— start of Data for the task —
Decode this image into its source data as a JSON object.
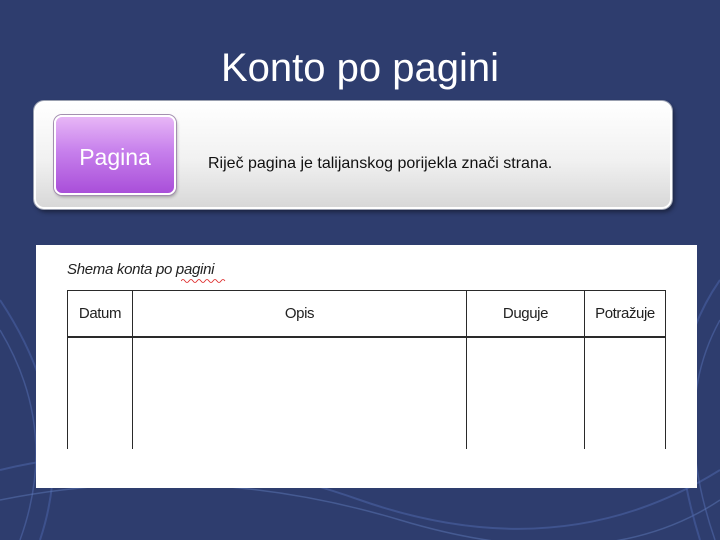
{
  "slide": {
    "title": "Konto po pagini"
  },
  "definition": {
    "term": "Pagina",
    "text": "Riječ pagina je talijanskog porijekla znači strana."
  },
  "scheme": {
    "title": "Shema konta po pagini",
    "columns": [
      "Datum",
      "Opis",
      "Duguje",
      "Potražuje"
    ]
  },
  "colors": {
    "background": "#2e3d6e",
    "tag": "#c780ec"
  }
}
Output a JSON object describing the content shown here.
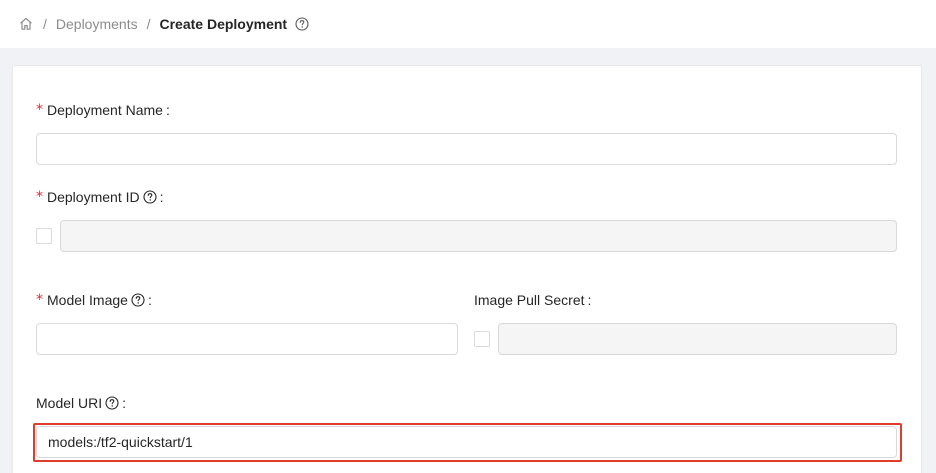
{
  "breadcrumb": {
    "home_icon": "home-icon",
    "separator": "/",
    "items": [
      "Deployments",
      "Create Deployment"
    ],
    "help_icon": "question-circle-icon"
  },
  "form": {
    "deployment_name": {
      "required_mark": "*",
      "label": "Deployment Name",
      "colon": ":",
      "value": "",
      "placeholder": ""
    },
    "deployment_id": {
      "required_mark": "*",
      "label": "Deployment ID",
      "colon": ":",
      "value": "",
      "checkbox_checked": false
    },
    "model_image": {
      "required_mark": "*",
      "label": "Model Image",
      "colon": ":",
      "value": ""
    },
    "image_pull_secret": {
      "label": "Image Pull Secret",
      "colon": ":",
      "value": "",
      "checkbox_checked": false
    },
    "model_uri": {
      "label": "Model URI",
      "colon": ":",
      "value": "models:/tf2-quickstart/1"
    }
  },
  "colors": {
    "required": "#f5222d",
    "highlight": "#e03c2c",
    "background": "#f0f2f5"
  }
}
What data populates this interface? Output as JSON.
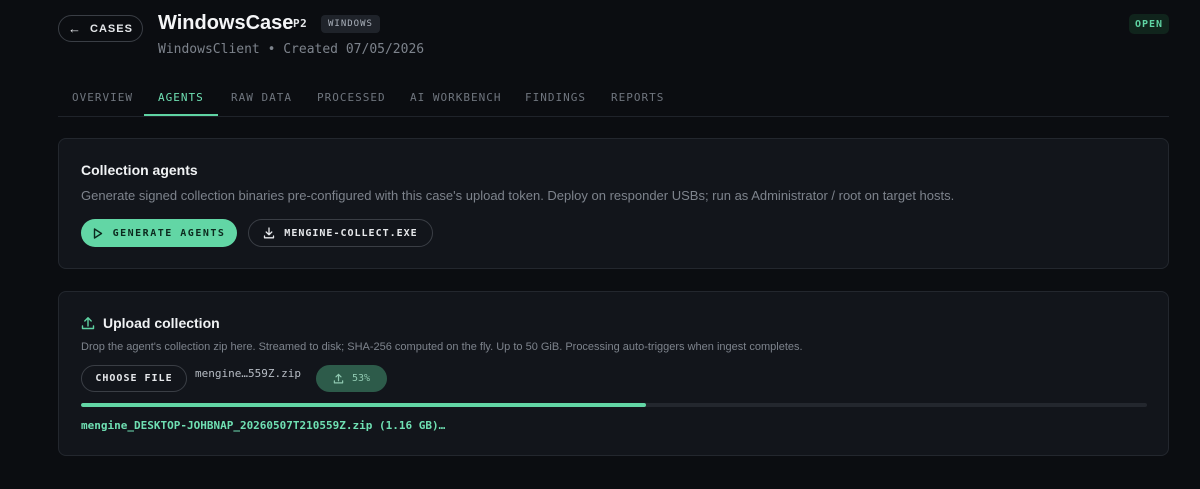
{
  "header": {
    "back_label": "CASES",
    "title": "WindowsCase",
    "priority": "P2",
    "os_badge": "WINDOWS",
    "subtitle": "WindowsClient • Created 07/05/2026",
    "status": "OPEN"
  },
  "tabs": [
    {
      "label": "OVERVIEW",
      "active": false
    },
    {
      "label": "AGENTS",
      "active": true
    },
    {
      "label": "RAW DATA",
      "active": false
    },
    {
      "label": "PROCESSED",
      "active": false
    },
    {
      "label": "AI WORKBENCH",
      "active": false
    },
    {
      "label": "FINDINGS",
      "active": false
    },
    {
      "label": "REPORTS",
      "active": false
    }
  ],
  "agents_card": {
    "title": "Collection agents",
    "description": "Generate signed collection binaries pre-configured with this case's upload token. Deploy on responder USBs; run as Administrator / root on target hosts.",
    "generate_label": "GENERATE AGENTS",
    "download_label": "MENGINE-COLLECT.EXE"
  },
  "upload_card": {
    "title": "Upload collection",
    "description": "Drop the agent's collection zip here. Streamed to disk; SHA-256 computed on the fly. Up to 50 GiB. Processing auto-triggers when ingest completes.",
    "choose_label": "CHOOSE FILE",
    "file_name": "mengine…559Z.zip",
    "progress_label": "53%",
    "progress": 0.53,
    "status_text": "mengine_DESKTOP-JOHBNAP_20260507T210559Z.zip (1.16 GB)…"
  },
  "colors": {
    "accent": "#62d6a5",
    "background": "#0b0d11",
    "card": "#12151b"
  },
  "icons": {
    "back": "arrow-left-icon",
    "generate": "play-icon",
    "download": "download-icon",
    "upload": "upload-icon"
  }
}
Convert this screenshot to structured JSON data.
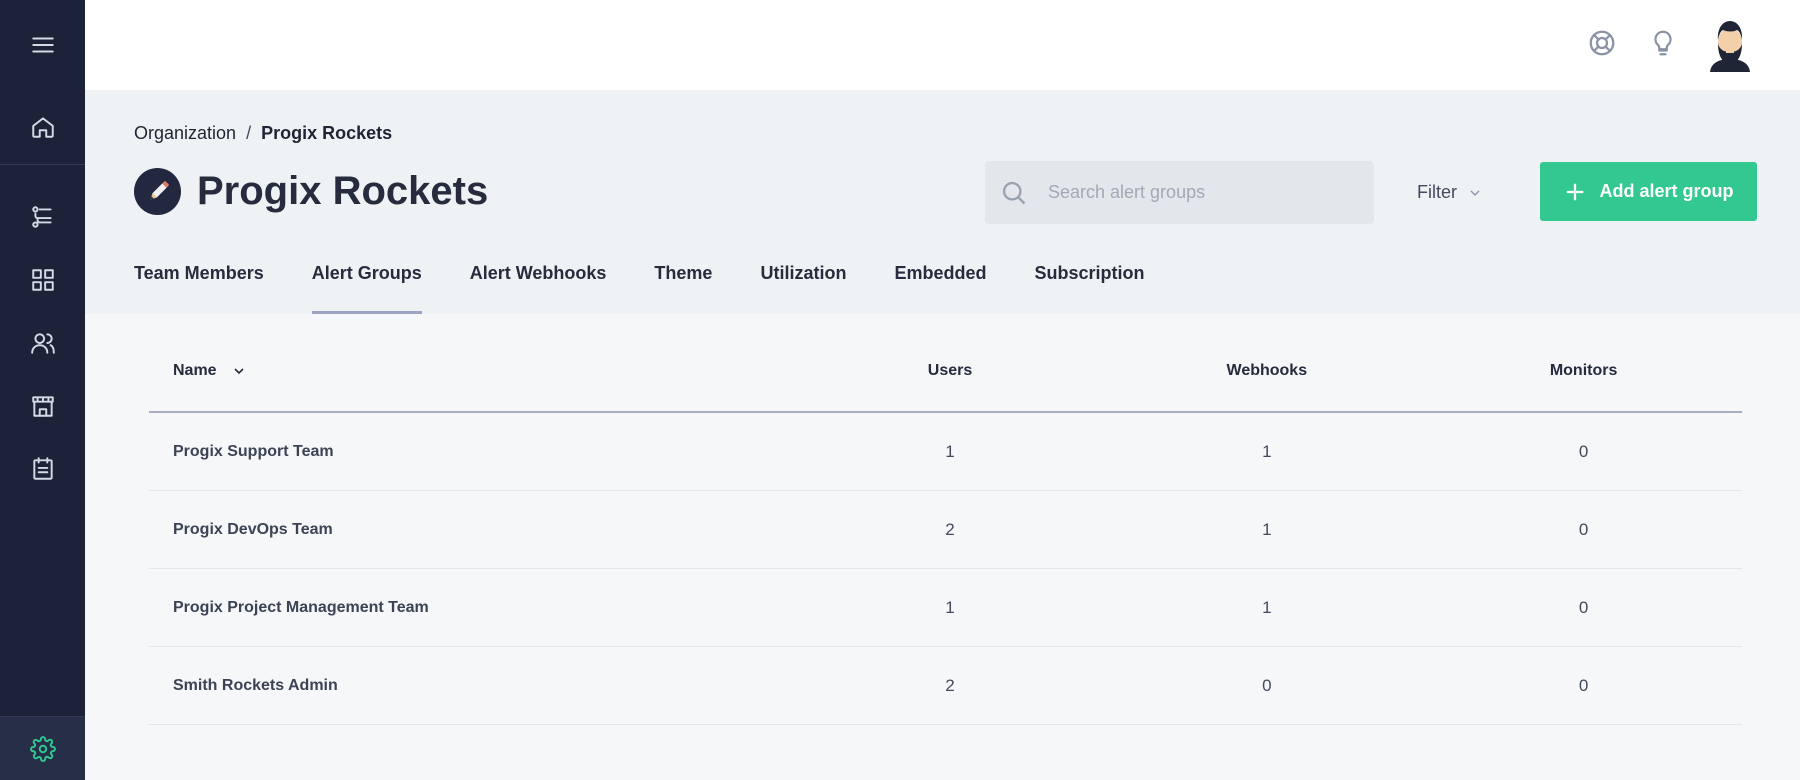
{
  "breadcrumb": {
    "parent": "Organization",
    "separator": "/",
    "current": "Progix Rockets"
  },
  "page": {
    "title": "Progix Rockets"
  },
  "search": {
    "placeholder": "Search alert groups"
  },
  "filter": {
    "label": "Filter"
  },
  "add_button": {
    "label": "Add alert group"
  },
  "tabs": [
    {
      "label": "Team Members",
      "active": false
    },
    {
      "label": "Alert Groups",
      "active": true
    },
    {
      "label": "Alert Webhooks",
      "active": false
    },
    {
      "label": "Theme",
      "active": false
    },
    {
      "label": "Utilization",
      "active": false
    },
    {
      "label": "Embedded",
      "active": false
    },
    {
      "label": "Subscription",
      "active": false
    }
  ],
  "table": {
    "columns": [
      "Name",
      "Users",
      "Webhooks",
      "Monitors"
    ],
    "rows": [
      {
        "name": "Progix Support Team",
        "users": "1",
        "webhooks": "1",
        "monitors": "0"
      },
      {
        "name": "Progix DevOps Team",
        "users": "2",
        "webhooks": "1",
        "monitors": "0"
      },
      {
        "name": "Progix Project Management Team",
        "users": "1",
        "webhooks": "1",
        "monitors": "0"
      },
      {
        "name": "Smith Rockets Admin",
        "users": "2",
        "webhooks": "0",
        "monitors": "0"
      }
    ]
  },
  "icons": {
    "sidebar": [
      "menu-icon",
      "home-icon",
      "flow-icon",
      "grid-icon",
      "users-icon",
      "store-icon",
      "clipboard-icon",
      "settings-icon"
    ],
    "header": [
      "help-icon",
      "lightbulb-icon",
      "avatar"
    ]
  },
  "colors": {
    "sidebar_bg": "#1c2238",
    "accent": "#32c88f",
    "tab_indicator": "#9ea5c4"
  }
}
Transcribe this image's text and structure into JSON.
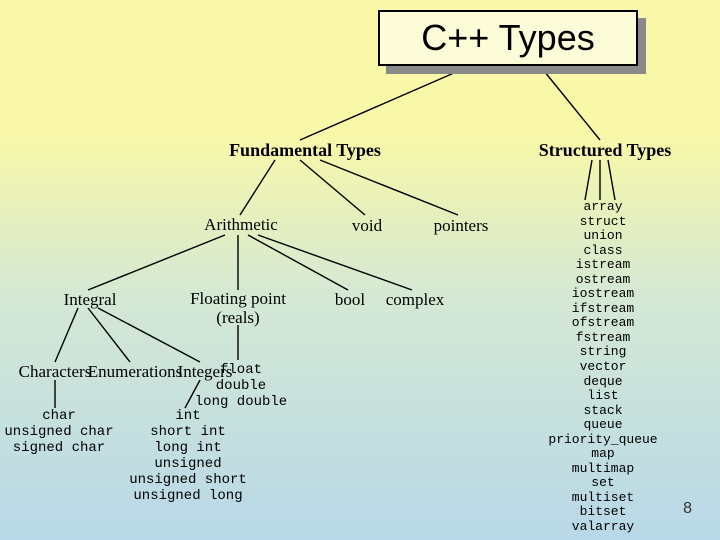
{
  "title": "C++ Types",
  "page_number": "8",
  "nodes": {
    "fundamental": "Fundamental Types",
    "structured": "Structured Types",
    "arithmetic": "Arithmetic",
    "void": "void",
    "pointers": "pointers",
    "integral": "Integral",
    "floating": "Floating point\n(reals)",
    "bool": "bool",
    "complex": "complex",
    "characters": "Characters",
    "enumerations": "Enumerations",
    "integers": "Integers",
    "floating_leaf": "float\ndouble\nlong double",
    "char_leaf": "char\nunsigned char\nsigned char",
    "int_leaf": "int\nshort int\nlong int\nunsigned\nunsigned short\nunsigned long",
    "structured_leaf": "array\nstruct\nunion\nclass\nistream\nostream\niostream\nifstream\nofstream\nfstream\nstring\nvector\ndeque\nlist\nstack\nqueue\npriority_queue\nmap\nmultimap\nset\nmultiset\nbitset\nvalarray"
  }
}
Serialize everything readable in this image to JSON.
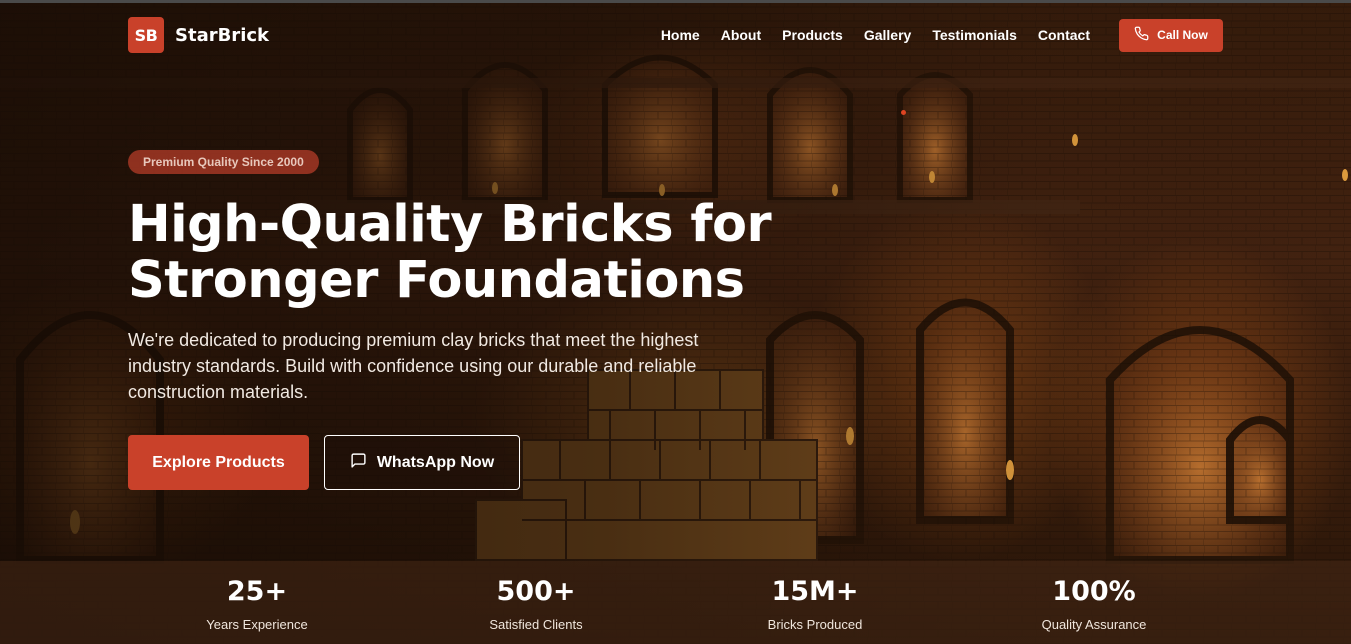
{
  "brand": {
    "logo_text": "SB",
    "name": "StarBrick"
  },
  "nav": {
    "links": [
      "Home",
      "About",
      "Products",
      "Gallery",
      "Testimonials",
      "Contact"
    ],
    "call_label": "Call Now"
  },
  "hero": {
    "badge": "Premium Quality Since 2000",
    "title_line1": "High-Quality Bricks for",
    "title_line2": "Stronger Foundations",
    "subtitle": "We're dedicated to producing premium clay bricks that meet the highest industry standards. Build with confidence using our durable and reliable construction materials.",
    "primary_cta": "Explore Products",
    "secondary_cta": "WhatsApp Now"
  },
  "stats": [
    {
      "value": "25+",
      "label": "Years Experience"
    },
    {
      "value": "500+",
      "label": "Satisfied Clients"
    },
    {
      "value": "15M+",
      "label": "Bricks Produced"
    },
    {
      "value": "100%",
      "label": "Quality Assurance"
    }
  ],
  "colors": {
    "accent": "#c9412a",
    "background": "#3a1e0c"
  },
  "icons": {
    "call": "phone-icon",
    "whatsapp": "chat-bubble-icon"
  }
}
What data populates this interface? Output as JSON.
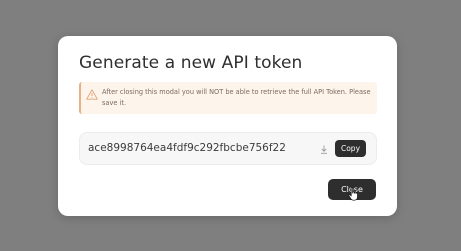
{
  "modal": {
    "title": "Generate a new API token",
    "warning": {
      "icon": "warning-triangle-icon",
      "text": "After closing this modal you will NOT be able to retrieve the full API Token. Please save it."
    },
    "token": {
      "value": "ace8998764ea4fdf9c292fbcbe756f22",
      "download_icon": "download-icon",
      "copy_label": "Copy"
    },
    "close_label": "Close"
  },
  "colors": {
    "overlay": "#7f7f7f",
    "modal_background": "#ffffff",
    "warning_background": "#fdf4ec",
    "warning_accent": "#e7b184",
    "button_background": "#2e2e2e",
    "button_text": "#ffffff"
  },
  "cursor": "hand-pointer-icon"
}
— end of Data for the task —
Challenge
In the listing above, how many lines hold the word "Types"? Give the number and nothing more.

Solution below
3